Task to complete:
Go over the entries below line by line, copying each one that contains the word "date".

Source data:
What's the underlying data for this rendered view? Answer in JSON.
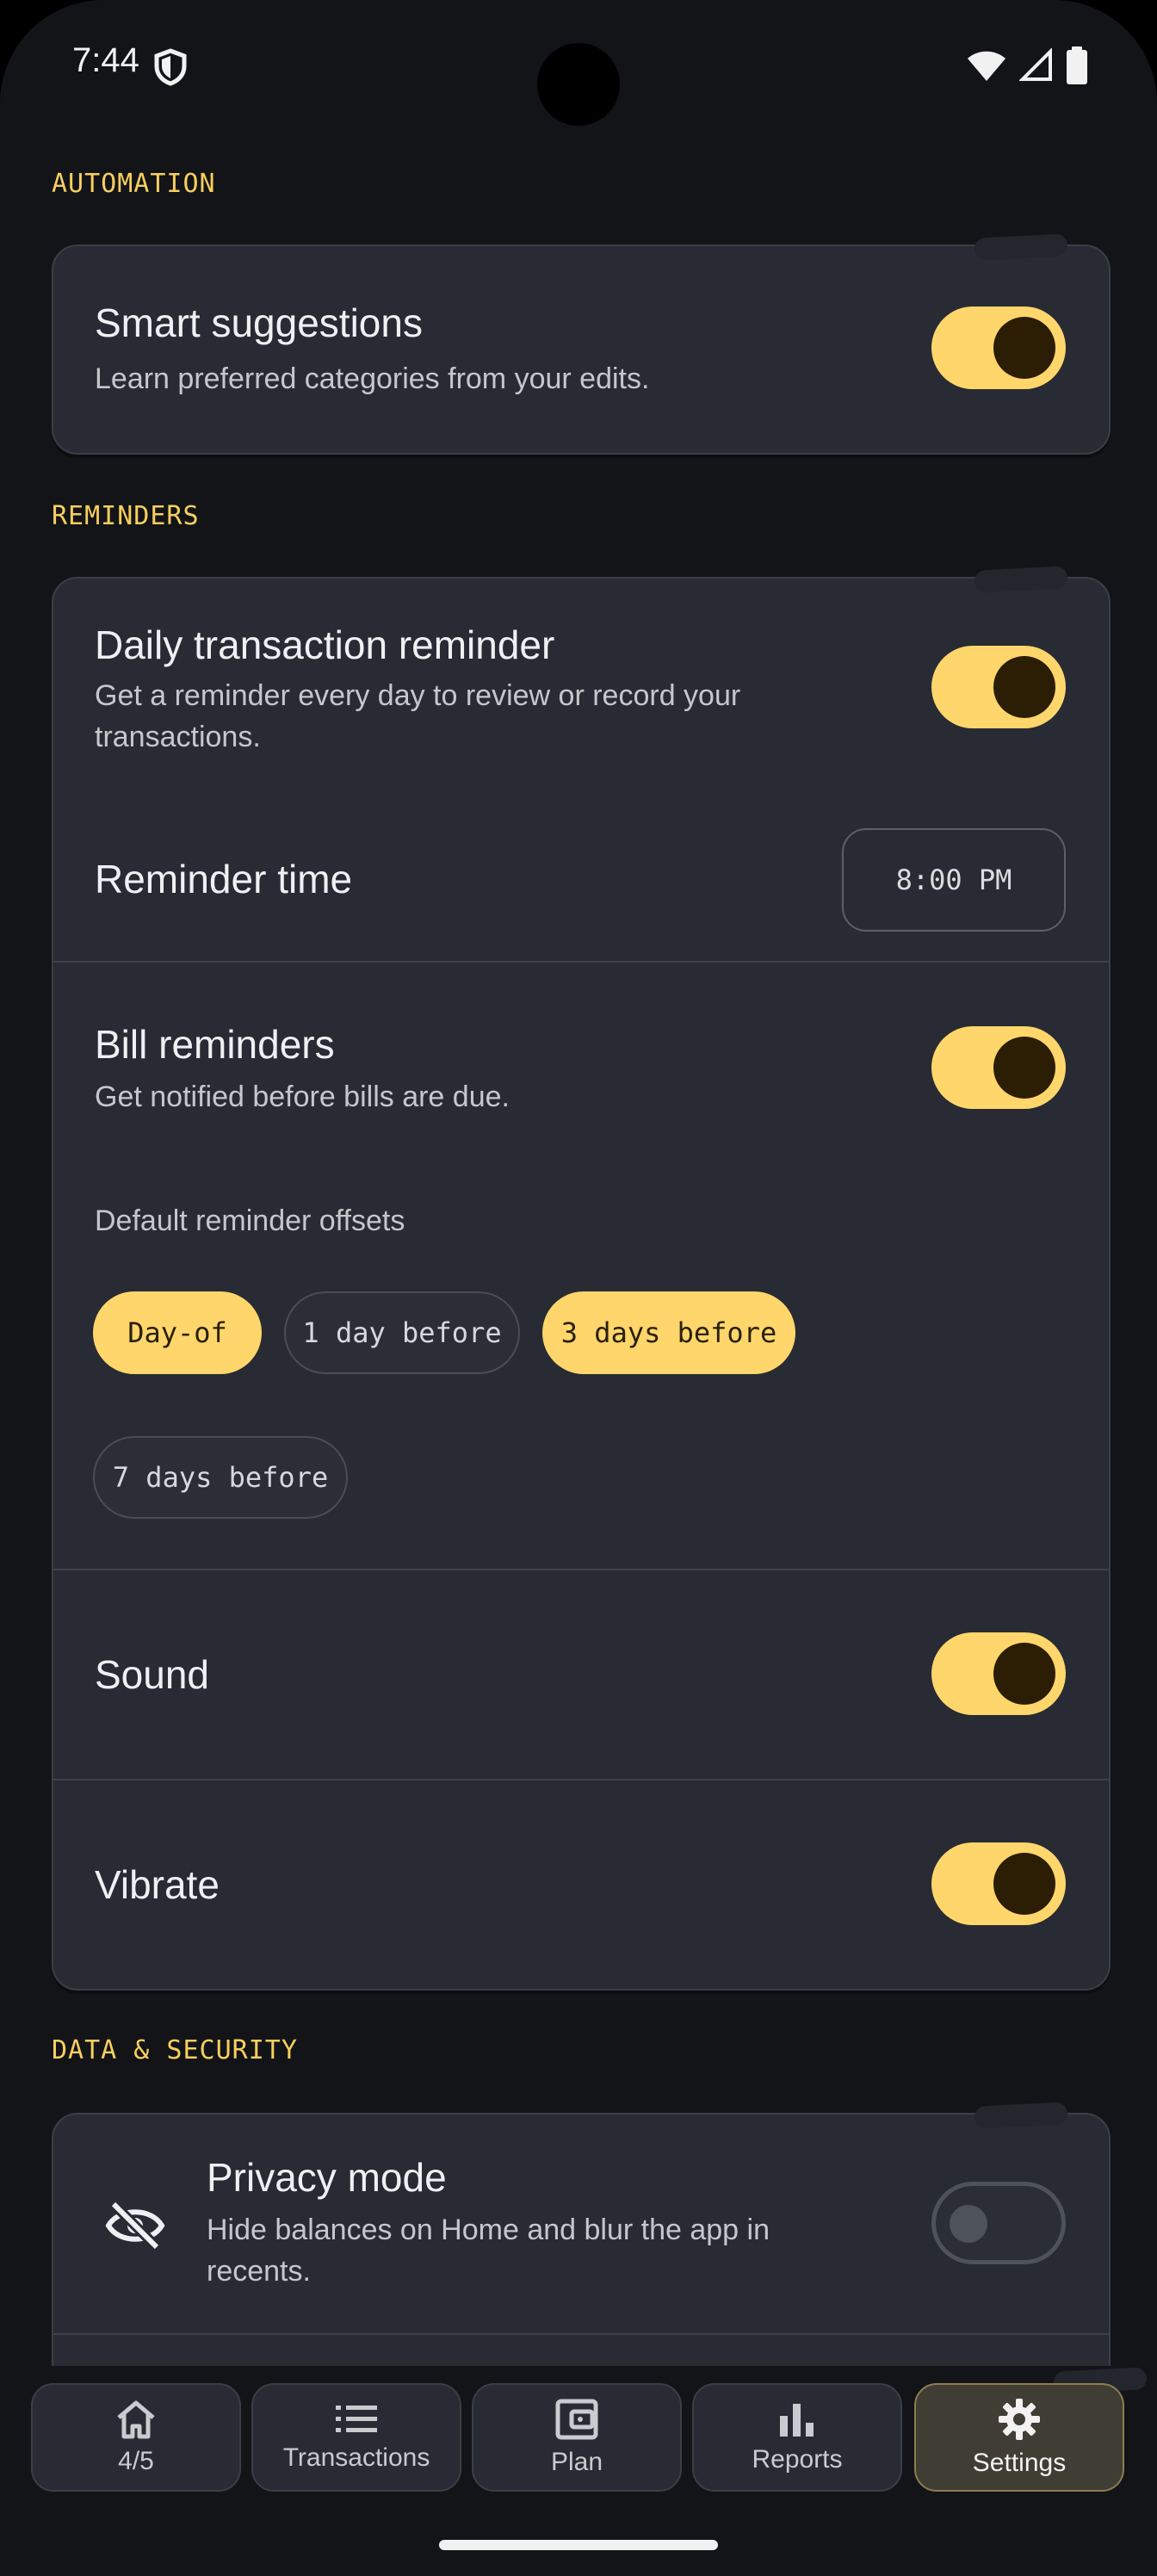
{
  "status_bar": {
    "time": "7:44"
  },
  "sections": {
    "automation": {
      "title": "AUTOMATION"
    },
    "reminders": {
      "title": "REMINDERS"
    },
    "data_security": {
      "title": "DATA & SECURITY"
    }
  },
  "smart_suggestions": {
    "title": "Smart suggestions",
    "subtitle": "Learn preferred categories from your edits.",
    "enabled": true
  },
  "daily_reminder": {
    "title": "Daily transaction reminder",
    "subtitle_line1": "Get a reminder every day to review or record your",
    "subtitle_line2": "transactions.",
    "enabled": true
  },
  "reminder_time": {
    "title": "Reminder time",
    "value": "8:00 PM"
  },
  "bill_reminders": {
    "title": "Bill reminders",
    "subtitle": "Get notified before bills are due.",
    "enabled": true,
    "offsets_label": "Default reminder offsets",
    "offsets": [
      {
        "label": "Day-of",
        "selected": true
      },
      {
        "label": "1 day before",
        "selected": false
      },
      {
        "label": "3 days before",
        "selected": true
      },
      {
        "label": "7 days before",
        "selected": false
      }
    ]
  },
  "sound": {
    "title": "Sound",
    "enabled": true
  },
  "vibrate": {
    "title": "Vibrate",
    "enabled": true
  },
  "privacy_mode": {
    "title": "Privacy mode",
    "subtitle_line1": "Hide balances on Home and blur the app in",
    "subtitle_line2": "recents.",
    "enabled": false,
    "icon": "eye-off-icon"
  },
  "nav": [
    {
      "label": "4/5",
      "icon": "home-icon",
      "active": false
    },
    {
      "label": "Transactions",
      "icon": "list-icon",
      "active": false
    },
    {
      "label": "Plan",
      "icon": "wallet-icon",
      "active": false
    },
    {
      "label": "Reports",
      "icon": "bar-chart-icon",
      "active": false
    },
    {
      "label": "Settings",
      "icon": "gear-icon",
      "active": true
    }
  ],
  "colors": {
    "accent": "#ffd66b",
    "background": "#131418",
    "card": "#282b33",
    "section_header": "#f7cf5e"
  }
}
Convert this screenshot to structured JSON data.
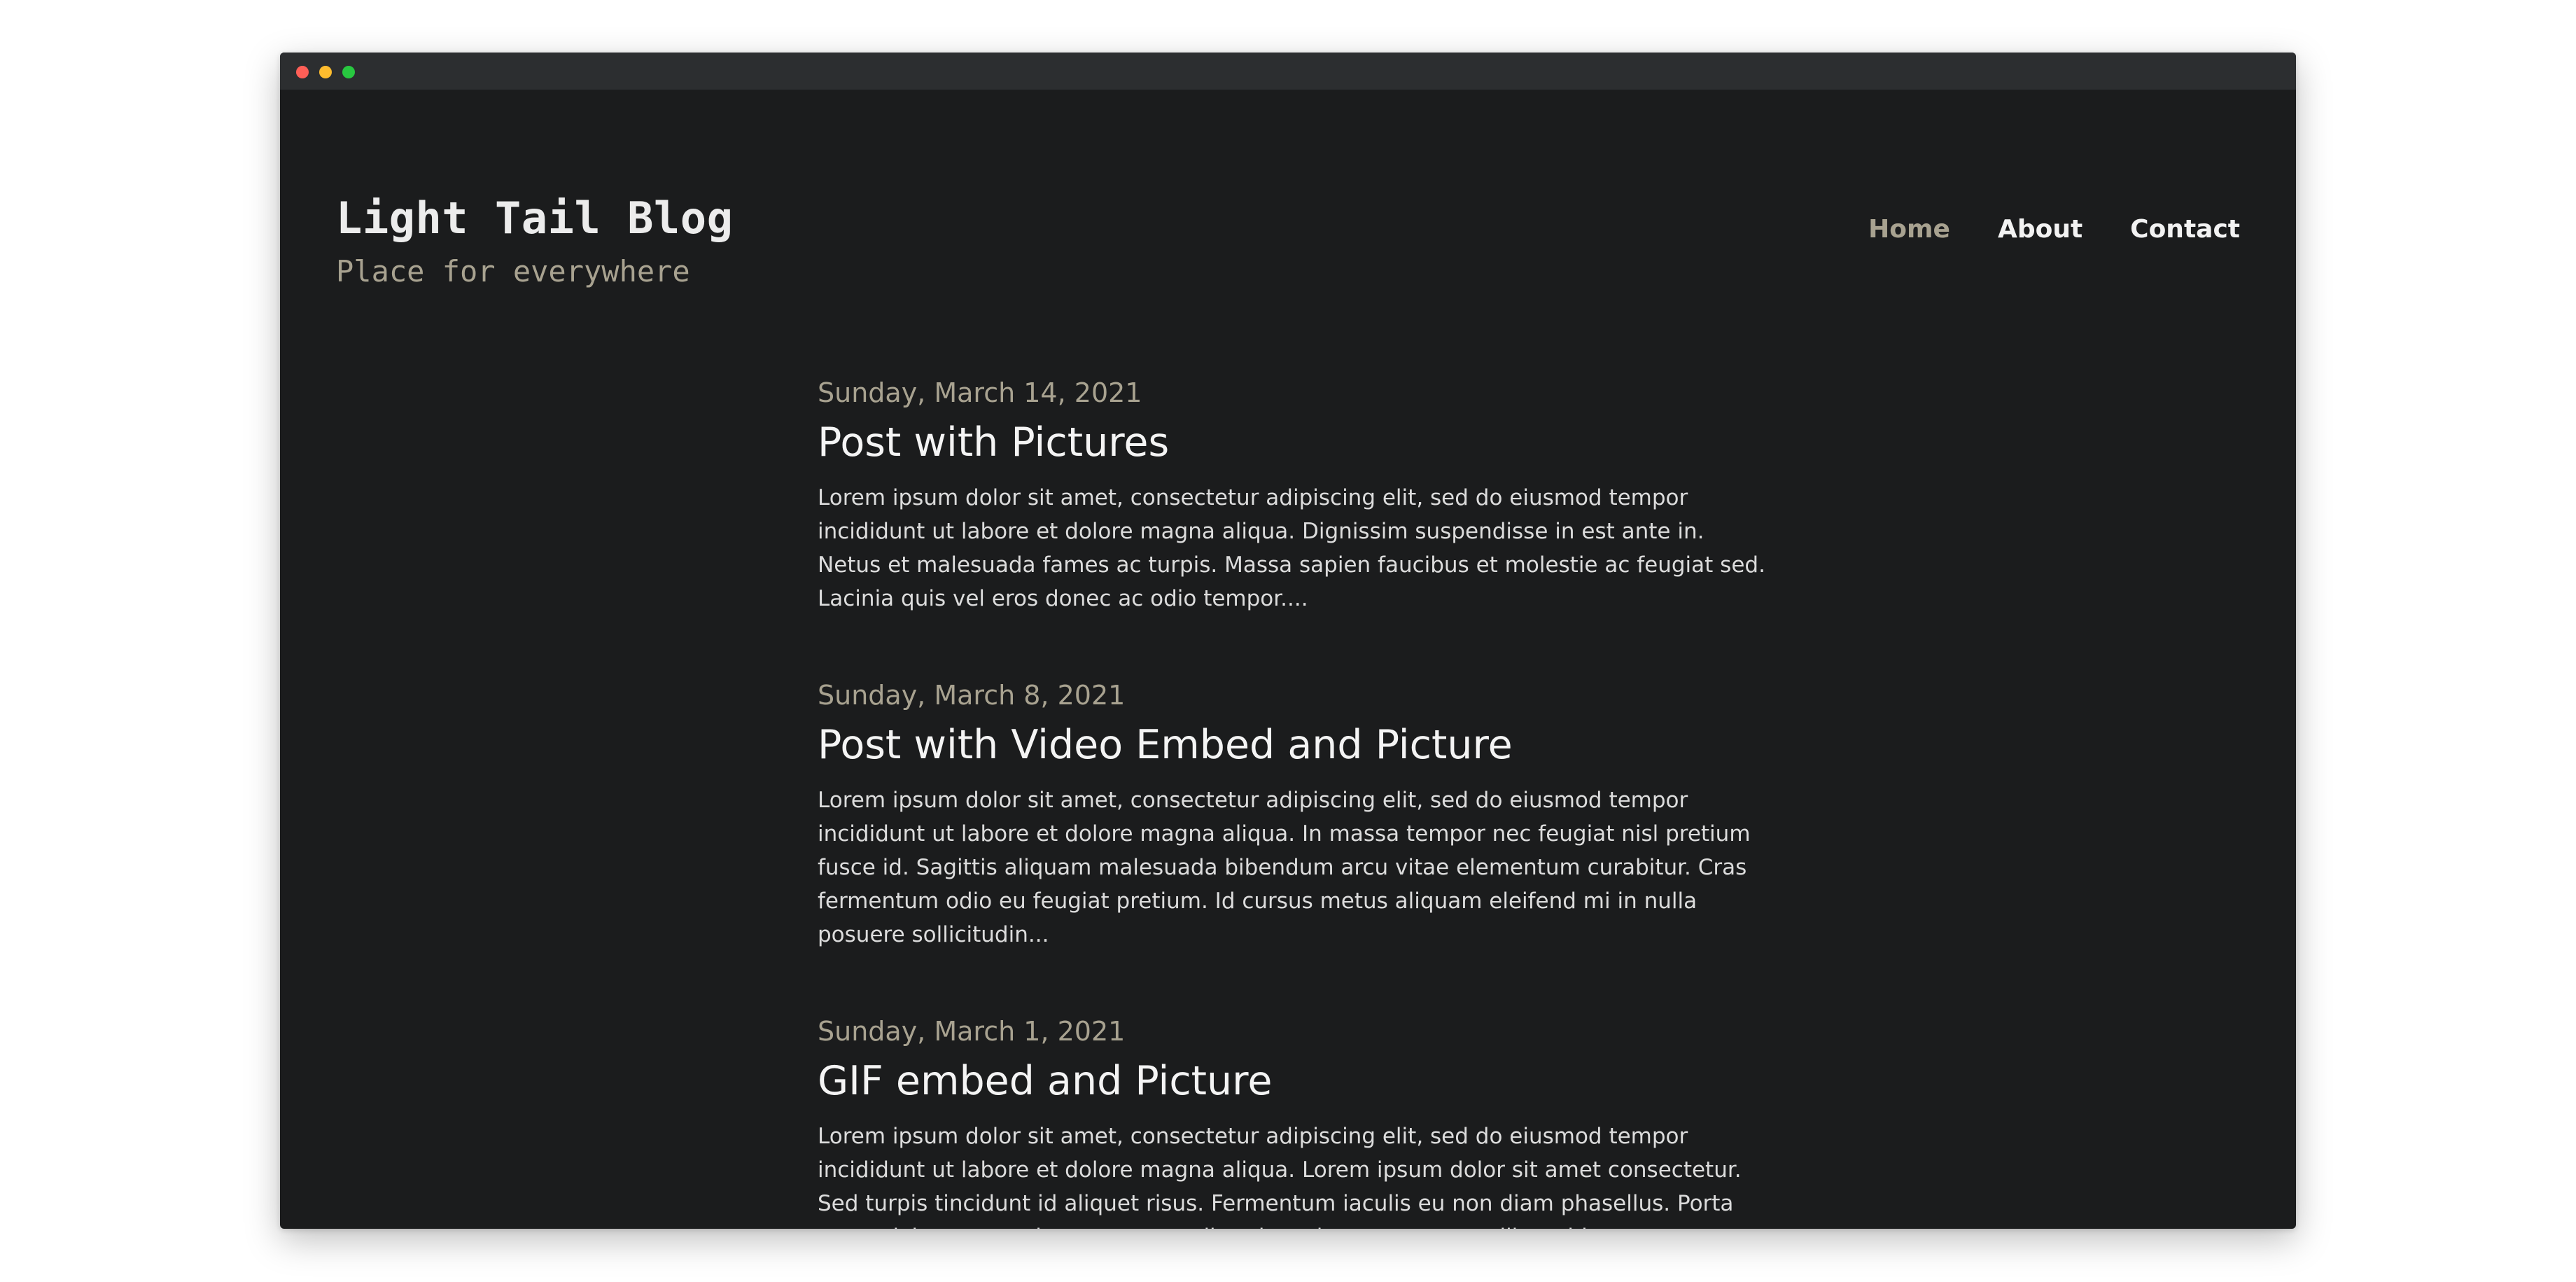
{
  "window": {
    "controls": [
      "close",
      "minimize",
      "maximize"
    ],
    "colors": {
      "background": "#1b1c1d",
      "titlebar": "#2c2e30",
      "accent": "#a8a290"
    }
  },
  "site": {
    "title": "Light Tail Blog",
    "tagline": "Place for everywhere"
  },
  "nav": {
    "items": [
      {
        "label": "Home",
        "active": true
      },
      {
        "label": "About",
        "active": false
      },
      {
        "label": "Contact",
        "active": false
      }
    ]
  },
  "posts": [
    {
      "date": "Sunday, March 14, 2021",
      "title": "Post with Pictures",
      "excerpt": "Lorem ipsum dolor sit amet, consectetur adipiscing elit, sed do eiusmod tempor incididunt ut labore et dolore magna aliqua. Dignissim suspendisse in est ante in. Netus et malesuada fames ac turpis. Massa sapien faucibus et molestie ac feugiat sed. Lacinia quis vel eros donec ac odio tempor...."
    },
    {
      "date": "Sunday, March 8, 2021",
      "title": "Post with Video Embed and Picture",
      "excerpt": "Lorem ipsum dolor sit amet, consectetur adipiscing elit, sed do eiusmod tempor incididunt ut labore et dolore magna aliqua. In massa tempor nec feugiat nisl pretium fusce id. Sagittis aliquam malesuada bibendum arcu vitae elementum curabitur. Cras fermentum odio eu feugiat pretium. Id cursus metus aliquam eleifend mi in nulla posuere sollicitudin..."
    },
    {
      "date": "Sunday, March 1, 2021",
      "title": "GIF embed and Picture",
      "excerpt": "Lorem ipsum dolor sit amet, consectetur adipiscing elit, sed do eiusmod tempor incididunt ut labore et dolore magna aliqua. Lorem ipsum dolor sit amet consectetur. Sed turpis tincidunt id aliquet risus. Fermentum iaculis eu non diam phasellus. Porta non pulvinar neque laoreet suspendisse interdum consectetur libero id..."
    }
  ]
}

Solution to this task:
      "date": "Sunday, March 14, 2021",
      "date": "Sunday, March 8, 2021",
      "date": "Sunday, March 1, 2021",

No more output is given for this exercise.